# DATA LINES
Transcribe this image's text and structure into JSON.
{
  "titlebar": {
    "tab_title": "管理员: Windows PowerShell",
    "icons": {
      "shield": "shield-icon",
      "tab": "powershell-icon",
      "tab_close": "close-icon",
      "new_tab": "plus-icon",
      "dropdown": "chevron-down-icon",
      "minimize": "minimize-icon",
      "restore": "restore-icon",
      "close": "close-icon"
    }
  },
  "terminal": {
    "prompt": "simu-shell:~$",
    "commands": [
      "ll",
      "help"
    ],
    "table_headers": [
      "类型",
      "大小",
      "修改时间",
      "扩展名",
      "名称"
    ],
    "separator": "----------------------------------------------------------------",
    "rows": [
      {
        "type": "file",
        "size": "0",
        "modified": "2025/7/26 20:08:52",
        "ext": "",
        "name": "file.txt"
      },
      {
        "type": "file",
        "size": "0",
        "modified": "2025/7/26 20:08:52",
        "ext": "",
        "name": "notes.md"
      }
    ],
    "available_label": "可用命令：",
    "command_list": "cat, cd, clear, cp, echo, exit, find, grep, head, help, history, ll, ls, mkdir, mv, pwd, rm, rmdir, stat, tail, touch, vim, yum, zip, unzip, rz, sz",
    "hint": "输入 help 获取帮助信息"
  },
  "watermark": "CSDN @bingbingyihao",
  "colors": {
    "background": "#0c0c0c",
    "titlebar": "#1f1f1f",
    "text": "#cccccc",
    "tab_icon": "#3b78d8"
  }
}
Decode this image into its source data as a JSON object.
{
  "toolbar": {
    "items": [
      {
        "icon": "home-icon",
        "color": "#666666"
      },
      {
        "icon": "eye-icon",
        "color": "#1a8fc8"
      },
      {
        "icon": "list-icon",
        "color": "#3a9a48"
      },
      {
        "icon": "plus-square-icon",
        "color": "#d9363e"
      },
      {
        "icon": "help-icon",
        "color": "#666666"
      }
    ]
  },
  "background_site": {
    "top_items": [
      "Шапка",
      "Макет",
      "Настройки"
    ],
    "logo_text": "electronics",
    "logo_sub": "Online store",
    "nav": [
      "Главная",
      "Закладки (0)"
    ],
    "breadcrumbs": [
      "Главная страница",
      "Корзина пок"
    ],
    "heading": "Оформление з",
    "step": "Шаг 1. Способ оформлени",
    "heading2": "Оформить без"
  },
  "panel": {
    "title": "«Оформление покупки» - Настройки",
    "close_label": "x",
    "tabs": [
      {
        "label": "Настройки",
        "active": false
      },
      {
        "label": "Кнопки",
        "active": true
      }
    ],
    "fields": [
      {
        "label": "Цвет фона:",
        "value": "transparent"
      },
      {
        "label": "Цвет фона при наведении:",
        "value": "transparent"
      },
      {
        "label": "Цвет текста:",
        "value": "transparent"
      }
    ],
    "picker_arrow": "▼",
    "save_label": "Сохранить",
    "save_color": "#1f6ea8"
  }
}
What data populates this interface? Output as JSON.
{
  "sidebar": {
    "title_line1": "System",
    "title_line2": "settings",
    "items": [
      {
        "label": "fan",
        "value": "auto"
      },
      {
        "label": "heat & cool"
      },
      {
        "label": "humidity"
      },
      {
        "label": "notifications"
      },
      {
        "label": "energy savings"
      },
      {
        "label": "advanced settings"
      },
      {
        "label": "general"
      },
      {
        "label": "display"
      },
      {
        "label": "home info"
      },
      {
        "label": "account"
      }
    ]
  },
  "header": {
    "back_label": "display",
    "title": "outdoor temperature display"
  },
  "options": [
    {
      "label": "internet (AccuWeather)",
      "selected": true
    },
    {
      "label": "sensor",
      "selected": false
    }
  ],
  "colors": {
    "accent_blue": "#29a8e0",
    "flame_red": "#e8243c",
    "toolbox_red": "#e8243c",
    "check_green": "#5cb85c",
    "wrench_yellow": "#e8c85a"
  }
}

# EXERCISE BRIEF
Repeat the data exactly. Leave nothing out.

# ANSWER TO THIS PROBLEM
Transcribe this image's text and structure into JSON.
{
  "titlebar": {
    "tab_title": "管理员: Windows PowerShell",
    "icons": {
      "shield": "shield-icon",
      "tab": "powershell-icon",
      "tab_close": "close-icon",
      "new_tab": "plus-icon",
      "dropdown": "chevron-down-icon",
      "minimize": "minimize-icon",
      "restore": "restore-icon",
      "close": "close-icon"
    }
  },
  "terminal": {
    "prompt": "simu-shell:~$",
    "commands": [
      "ll",
      "help"
    ],
    "table_headers": [
      "类型",
      "大小",
      "修改时间",
      "扩展名",
      "名称"
    ],
    "separator": "----------------------------------------------------------------",
    "rows": [
      {
        "type": "file",
        "size": "0",
        "modified": "2025/7/26 20:08:52",
        "ext": "",
        "name": "file.txt"
      },
      {
        "type": "file",
        "size": "0",
        "modified": "2025/7/26 20:08:52",
        "ext": "",
        "name": "notes.md"
      }
    ],
    "available_label": "可用命令：",
    "command_list": "cat, cd, clear, cp, echo, exit, find, grep, head, help, history, ll, ls, mkdir, mv, pwd, rm, rmdir, stat, tail, touch, vim, yum, zip, unzip, rz, sz",
    "hint": "输入 help 获取帮助信息"
  },
  "watermark": "CSDN @bingbingyihao",
  "colors": {
    "background": "#0c0c0c",
    "titlebar": "#1f1f1f",
    "text": "#cccccc",
    "tab_icon": "#3b78d8"
  }
}
Decode this image into its source data as a JSON object.
{
  "toolbar": {
    "items": [
      {
        "icon": "home-icon",
        "color": "#666666"
      },
      {
        "icon": "eye-icon",
        "color": "#1a8fc8"
      },
      {
        "icon": "list-icon",
        "color": "#3a9a48"
      },
      {
        "icon": "plus-square-icon",
        "color": "#d9363e"
      },
      {
        "icon": "help-icon",
        "color": "#666666"
      }
    ]
  },
  "background_site": {
    "top_items": [
      "Шапка",
      "Макет",
      "Настройки"
    ],
    "logo_text": "electronics",
    "logo_sub": "Online store",
    "nav": [
      "Главная",
      "Закладки (0)"
    ],
    "breadcrumbs": [
      "Главная страница",
      "Корзина пок"
    ],
    "heading": "Оформление з",
    "step": "Шаг 1. Способ оформлени",
    "heading2": "Оформить без"
  },
  "panel": {
    "title": "«Оформление покупки» - Настройки",
    "close_label": "x",
    "tabs": [
      {
        "label": "Настройки",
        "active": false
      },
      {
        "label": "Кнопки",
        "active": true
      }
    ],
    "fields": [
      {
        "label": "Цвет фона:",
        "value": "transparent"
      },
      {
        "label": "Цвет фона при наведении:",
        "value": "transparent"
      },
      {
        "label": "Цвет текста:",
        "value": "transparent"
      }
    ],
    "picker_arrow": "▼",
    "save_label": "Сохранить",
    "save_color": "#1f6ea8"
  }
}
What data populates this interface? Output as JSON.
{
  "sidebar": {
    "title_line1": "System",
    "title_line2": "settings",
    "items": [
      {
        "label": "fan",
        "value": "auto"
      },
      {
        "label": "heat & cool"
      },
      {
        "label": "humidity"
      },
      {
        "label": "notifications"
      },
      {
        "label": "energy savings"
      },
      {
        "label": "advanced settings"
      },
      {
        "label": "general"
      },
      {
        "label": "display"
      },
      {
        "label": "home info"
      },
      {
        "label": "account"
      }
    ]
  },
  "header": {
    "back_label": "display",
    "title": "outdoor temperature display"
  },
  "options": [
    {
      "label": "internet (AccuWeather)",
      "selected": true
    },
    {
      "label": "sensor",
      "selected": false
    }
  ],
  "colors": {
    "accent_blue": "#29a8e0",
    "flame_red": "#e8243c",
    "toolbox_red": "#e8243c",
    "check_green": "#5cb85c",
    "wrench_yellow": "#e8c85a"
  }
}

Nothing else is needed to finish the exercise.